WHAT THE TASK REQUIRES. Copy out the lines that include the word "ylabel".

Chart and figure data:

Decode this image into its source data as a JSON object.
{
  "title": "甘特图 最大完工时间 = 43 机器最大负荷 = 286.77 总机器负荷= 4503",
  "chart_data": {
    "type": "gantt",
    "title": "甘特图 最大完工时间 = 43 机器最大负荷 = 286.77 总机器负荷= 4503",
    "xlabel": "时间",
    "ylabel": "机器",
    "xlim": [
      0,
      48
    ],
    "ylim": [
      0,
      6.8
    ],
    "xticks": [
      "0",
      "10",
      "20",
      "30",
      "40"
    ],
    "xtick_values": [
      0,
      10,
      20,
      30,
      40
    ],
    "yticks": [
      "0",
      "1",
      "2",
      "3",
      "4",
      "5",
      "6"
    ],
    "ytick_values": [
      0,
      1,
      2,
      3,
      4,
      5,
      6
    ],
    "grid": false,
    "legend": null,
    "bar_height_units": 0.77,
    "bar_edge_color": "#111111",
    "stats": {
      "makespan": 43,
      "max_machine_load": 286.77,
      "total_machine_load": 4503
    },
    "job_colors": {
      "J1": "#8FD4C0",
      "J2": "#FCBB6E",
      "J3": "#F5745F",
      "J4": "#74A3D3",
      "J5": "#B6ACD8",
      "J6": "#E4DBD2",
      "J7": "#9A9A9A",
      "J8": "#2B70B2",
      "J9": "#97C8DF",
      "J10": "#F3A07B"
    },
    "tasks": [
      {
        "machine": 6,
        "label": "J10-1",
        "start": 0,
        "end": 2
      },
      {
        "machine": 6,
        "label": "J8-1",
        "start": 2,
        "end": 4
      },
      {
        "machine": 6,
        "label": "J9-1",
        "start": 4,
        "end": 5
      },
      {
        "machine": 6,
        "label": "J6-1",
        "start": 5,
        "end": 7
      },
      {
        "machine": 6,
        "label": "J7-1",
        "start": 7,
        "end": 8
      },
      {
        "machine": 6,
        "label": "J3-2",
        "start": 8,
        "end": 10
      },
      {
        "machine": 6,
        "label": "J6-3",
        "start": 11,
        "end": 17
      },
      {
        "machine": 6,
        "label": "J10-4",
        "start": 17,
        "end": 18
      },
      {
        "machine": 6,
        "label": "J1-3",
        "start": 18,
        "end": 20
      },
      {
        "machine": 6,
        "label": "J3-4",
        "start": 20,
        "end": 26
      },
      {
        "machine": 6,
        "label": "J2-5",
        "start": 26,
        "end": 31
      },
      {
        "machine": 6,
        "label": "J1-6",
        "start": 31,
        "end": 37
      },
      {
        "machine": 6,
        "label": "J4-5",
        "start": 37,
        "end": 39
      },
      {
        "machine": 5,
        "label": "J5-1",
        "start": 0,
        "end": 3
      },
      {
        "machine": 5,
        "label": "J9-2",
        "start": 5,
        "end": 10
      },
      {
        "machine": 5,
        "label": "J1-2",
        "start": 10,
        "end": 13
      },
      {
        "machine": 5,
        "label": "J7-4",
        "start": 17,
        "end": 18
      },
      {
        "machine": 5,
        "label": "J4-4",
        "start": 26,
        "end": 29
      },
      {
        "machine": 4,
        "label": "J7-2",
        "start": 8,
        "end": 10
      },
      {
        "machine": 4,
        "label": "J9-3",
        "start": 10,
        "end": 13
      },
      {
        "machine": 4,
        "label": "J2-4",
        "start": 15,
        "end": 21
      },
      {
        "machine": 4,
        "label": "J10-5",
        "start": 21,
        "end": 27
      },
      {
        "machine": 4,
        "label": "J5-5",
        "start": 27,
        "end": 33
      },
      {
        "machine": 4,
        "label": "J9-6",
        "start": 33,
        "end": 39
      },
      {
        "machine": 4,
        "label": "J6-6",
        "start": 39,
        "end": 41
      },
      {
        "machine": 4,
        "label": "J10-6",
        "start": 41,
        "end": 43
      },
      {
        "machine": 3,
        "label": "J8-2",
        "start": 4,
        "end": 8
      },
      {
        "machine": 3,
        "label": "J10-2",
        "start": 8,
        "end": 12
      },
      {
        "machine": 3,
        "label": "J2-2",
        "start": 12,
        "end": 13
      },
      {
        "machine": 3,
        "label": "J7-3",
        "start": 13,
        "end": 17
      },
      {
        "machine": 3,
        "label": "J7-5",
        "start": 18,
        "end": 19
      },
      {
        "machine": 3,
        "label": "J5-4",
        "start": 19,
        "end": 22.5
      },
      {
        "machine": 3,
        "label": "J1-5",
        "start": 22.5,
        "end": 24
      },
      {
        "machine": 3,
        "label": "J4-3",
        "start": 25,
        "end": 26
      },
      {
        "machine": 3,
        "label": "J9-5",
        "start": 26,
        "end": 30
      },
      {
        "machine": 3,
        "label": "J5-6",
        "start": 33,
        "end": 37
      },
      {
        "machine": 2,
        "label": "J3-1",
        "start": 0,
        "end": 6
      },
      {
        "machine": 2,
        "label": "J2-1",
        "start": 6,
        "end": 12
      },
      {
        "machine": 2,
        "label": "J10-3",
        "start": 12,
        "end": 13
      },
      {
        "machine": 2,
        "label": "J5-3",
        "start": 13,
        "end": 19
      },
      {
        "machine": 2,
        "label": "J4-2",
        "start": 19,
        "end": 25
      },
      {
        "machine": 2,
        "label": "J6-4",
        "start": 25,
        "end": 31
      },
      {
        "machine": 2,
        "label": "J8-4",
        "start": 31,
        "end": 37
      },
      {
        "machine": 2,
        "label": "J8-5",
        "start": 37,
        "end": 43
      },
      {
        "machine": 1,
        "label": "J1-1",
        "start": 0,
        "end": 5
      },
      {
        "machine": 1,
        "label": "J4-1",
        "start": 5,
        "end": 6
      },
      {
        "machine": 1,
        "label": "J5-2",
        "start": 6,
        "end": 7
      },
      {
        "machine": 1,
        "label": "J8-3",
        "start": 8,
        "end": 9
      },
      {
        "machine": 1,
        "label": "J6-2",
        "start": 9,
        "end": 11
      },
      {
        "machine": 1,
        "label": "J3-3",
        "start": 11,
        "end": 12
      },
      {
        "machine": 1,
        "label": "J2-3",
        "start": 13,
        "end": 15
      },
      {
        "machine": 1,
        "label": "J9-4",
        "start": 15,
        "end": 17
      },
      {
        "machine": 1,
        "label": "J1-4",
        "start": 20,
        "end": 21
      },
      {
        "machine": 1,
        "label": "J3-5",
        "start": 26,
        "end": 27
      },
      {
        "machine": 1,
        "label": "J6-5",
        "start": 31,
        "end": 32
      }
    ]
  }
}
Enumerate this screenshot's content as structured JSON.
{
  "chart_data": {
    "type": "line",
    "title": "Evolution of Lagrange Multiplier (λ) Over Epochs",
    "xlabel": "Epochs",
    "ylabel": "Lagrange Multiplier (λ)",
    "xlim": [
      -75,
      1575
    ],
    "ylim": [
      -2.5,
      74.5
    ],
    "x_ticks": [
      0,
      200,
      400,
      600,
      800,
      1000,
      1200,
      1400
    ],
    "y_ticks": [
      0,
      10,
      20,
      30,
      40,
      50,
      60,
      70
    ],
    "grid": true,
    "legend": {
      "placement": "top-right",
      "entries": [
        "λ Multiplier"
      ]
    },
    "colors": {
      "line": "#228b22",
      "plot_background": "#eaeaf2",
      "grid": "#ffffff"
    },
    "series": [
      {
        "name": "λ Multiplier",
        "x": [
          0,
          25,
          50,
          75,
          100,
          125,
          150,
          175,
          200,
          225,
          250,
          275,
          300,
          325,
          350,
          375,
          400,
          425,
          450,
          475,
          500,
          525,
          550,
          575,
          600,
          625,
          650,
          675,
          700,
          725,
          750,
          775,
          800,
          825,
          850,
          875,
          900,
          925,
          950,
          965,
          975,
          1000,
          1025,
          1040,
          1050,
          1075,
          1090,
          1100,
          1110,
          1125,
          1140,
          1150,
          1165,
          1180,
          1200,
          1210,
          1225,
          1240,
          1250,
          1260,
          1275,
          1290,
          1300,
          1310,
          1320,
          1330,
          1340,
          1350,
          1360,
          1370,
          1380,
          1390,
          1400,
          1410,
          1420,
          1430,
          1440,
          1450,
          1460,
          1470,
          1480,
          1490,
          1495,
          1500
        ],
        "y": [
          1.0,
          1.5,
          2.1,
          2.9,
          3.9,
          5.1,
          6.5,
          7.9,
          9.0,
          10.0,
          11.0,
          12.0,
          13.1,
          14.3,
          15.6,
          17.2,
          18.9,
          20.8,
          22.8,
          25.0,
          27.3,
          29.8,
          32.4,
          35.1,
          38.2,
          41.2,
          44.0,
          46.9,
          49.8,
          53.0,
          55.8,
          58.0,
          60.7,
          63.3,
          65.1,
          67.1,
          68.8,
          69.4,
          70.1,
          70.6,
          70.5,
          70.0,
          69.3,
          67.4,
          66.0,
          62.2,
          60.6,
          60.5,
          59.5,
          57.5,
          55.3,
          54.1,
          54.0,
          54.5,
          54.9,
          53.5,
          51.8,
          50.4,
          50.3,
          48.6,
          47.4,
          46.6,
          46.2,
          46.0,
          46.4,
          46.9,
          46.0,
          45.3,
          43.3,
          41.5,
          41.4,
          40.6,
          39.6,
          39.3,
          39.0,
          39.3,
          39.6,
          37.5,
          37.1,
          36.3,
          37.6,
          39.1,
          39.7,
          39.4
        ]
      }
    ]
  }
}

ANSWER TO THE PROBLEM.
    "ylabel": "机器",
    "ylabel": "Lagrange Multiplier (λ)",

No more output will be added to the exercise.